### [Given problem]
Select from the records below every line that has the word "ارزش" in it.

Data extracted from a collection
[BEGIN]

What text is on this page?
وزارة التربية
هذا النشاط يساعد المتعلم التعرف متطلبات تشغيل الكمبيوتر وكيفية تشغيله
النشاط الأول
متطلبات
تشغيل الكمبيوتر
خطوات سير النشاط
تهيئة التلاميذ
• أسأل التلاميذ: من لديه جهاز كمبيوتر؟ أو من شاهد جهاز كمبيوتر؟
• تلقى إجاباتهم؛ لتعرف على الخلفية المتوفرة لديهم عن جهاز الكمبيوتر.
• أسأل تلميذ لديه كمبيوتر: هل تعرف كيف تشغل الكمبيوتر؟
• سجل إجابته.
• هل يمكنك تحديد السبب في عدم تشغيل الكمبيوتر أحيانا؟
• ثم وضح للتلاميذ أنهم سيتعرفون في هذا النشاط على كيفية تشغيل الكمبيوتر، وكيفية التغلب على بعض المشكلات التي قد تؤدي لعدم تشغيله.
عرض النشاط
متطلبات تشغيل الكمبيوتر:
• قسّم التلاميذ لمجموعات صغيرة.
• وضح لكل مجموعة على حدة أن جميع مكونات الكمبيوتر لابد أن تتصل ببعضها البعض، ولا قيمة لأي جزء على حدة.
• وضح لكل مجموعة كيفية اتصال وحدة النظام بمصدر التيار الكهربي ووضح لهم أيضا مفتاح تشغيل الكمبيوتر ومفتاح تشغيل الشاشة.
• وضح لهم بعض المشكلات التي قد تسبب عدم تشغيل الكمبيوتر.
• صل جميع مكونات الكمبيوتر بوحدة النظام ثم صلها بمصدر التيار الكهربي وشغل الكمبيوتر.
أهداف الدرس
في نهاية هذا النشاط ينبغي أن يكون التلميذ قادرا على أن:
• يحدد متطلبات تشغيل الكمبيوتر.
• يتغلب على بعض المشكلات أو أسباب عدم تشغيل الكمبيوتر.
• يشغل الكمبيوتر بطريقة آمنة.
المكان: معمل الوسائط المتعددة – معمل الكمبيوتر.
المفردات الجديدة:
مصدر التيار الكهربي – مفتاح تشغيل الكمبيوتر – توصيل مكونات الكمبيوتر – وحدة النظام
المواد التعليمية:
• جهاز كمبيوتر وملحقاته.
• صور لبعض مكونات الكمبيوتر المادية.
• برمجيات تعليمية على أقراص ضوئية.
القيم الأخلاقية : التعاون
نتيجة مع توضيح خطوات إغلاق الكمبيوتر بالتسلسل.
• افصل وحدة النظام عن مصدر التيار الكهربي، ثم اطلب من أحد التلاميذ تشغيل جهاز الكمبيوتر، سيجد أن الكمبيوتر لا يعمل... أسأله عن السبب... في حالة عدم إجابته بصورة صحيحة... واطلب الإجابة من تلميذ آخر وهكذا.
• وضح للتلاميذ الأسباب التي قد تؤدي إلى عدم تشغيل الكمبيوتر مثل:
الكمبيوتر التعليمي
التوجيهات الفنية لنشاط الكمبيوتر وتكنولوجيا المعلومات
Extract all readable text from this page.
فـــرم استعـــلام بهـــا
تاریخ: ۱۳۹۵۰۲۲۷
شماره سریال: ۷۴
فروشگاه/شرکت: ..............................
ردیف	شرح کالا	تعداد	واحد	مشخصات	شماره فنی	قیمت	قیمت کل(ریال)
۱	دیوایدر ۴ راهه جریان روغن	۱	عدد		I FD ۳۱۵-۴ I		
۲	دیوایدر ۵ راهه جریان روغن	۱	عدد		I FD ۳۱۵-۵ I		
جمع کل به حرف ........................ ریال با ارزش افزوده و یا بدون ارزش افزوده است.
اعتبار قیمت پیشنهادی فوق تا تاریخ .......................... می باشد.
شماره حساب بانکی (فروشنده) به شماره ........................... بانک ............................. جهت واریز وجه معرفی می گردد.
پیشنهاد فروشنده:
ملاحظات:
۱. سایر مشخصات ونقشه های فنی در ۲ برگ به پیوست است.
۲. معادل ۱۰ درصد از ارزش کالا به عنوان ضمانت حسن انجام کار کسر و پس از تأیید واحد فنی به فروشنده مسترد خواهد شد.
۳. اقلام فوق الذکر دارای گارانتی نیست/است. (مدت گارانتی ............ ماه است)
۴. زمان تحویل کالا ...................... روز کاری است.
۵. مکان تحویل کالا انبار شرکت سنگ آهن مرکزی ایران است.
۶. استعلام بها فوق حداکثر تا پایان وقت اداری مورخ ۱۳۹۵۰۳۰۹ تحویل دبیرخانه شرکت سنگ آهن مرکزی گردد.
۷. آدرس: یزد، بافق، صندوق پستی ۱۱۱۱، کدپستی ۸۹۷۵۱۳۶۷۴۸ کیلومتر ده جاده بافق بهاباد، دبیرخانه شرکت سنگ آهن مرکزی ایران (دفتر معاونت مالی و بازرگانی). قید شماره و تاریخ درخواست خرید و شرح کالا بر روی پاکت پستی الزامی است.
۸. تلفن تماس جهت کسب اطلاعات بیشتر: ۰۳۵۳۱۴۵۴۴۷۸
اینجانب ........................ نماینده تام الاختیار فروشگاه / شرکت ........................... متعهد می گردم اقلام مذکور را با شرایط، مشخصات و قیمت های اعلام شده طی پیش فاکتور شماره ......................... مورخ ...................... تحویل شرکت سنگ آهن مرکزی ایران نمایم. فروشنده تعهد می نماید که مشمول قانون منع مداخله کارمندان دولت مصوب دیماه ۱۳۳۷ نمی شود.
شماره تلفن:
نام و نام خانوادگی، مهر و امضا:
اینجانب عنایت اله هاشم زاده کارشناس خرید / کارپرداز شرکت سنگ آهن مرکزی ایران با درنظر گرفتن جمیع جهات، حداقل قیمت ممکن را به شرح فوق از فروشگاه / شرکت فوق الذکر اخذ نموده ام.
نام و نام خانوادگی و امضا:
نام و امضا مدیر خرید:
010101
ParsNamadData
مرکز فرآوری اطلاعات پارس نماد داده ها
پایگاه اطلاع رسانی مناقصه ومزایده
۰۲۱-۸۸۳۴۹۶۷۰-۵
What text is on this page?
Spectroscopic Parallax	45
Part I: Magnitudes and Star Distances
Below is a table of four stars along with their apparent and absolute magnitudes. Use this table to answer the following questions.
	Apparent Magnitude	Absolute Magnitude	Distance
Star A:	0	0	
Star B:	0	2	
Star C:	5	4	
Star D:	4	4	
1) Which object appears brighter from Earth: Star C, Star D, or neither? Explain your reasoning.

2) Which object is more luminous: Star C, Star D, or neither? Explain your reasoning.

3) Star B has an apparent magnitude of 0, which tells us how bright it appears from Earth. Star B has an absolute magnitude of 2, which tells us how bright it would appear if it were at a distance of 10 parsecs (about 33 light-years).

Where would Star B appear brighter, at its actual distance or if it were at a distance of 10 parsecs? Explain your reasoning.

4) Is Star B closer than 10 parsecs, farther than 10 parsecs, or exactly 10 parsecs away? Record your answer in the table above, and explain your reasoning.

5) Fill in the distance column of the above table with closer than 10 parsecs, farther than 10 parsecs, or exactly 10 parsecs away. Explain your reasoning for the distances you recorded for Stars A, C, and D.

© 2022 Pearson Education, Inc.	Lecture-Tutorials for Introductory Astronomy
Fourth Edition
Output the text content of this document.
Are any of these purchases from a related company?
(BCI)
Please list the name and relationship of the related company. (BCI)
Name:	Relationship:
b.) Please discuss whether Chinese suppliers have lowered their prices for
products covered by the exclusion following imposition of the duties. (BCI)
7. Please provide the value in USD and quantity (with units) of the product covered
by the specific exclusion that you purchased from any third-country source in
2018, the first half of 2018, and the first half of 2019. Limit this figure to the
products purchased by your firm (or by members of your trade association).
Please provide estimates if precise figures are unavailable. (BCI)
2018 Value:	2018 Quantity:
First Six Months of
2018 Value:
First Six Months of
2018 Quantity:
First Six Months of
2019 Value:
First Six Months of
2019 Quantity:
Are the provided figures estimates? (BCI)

[END]

### [The response]
جمع کل به حرف ........................ ریال با ارزش افزوده و یا بدون ارزش افزوده است.
۲. معادل ۱۰ درصد از ارزش کالا به عنوان ضمانت حسن انجام کار کسر و پس از تأیید واحد فنی به فروشنده مسترد خواهد شد.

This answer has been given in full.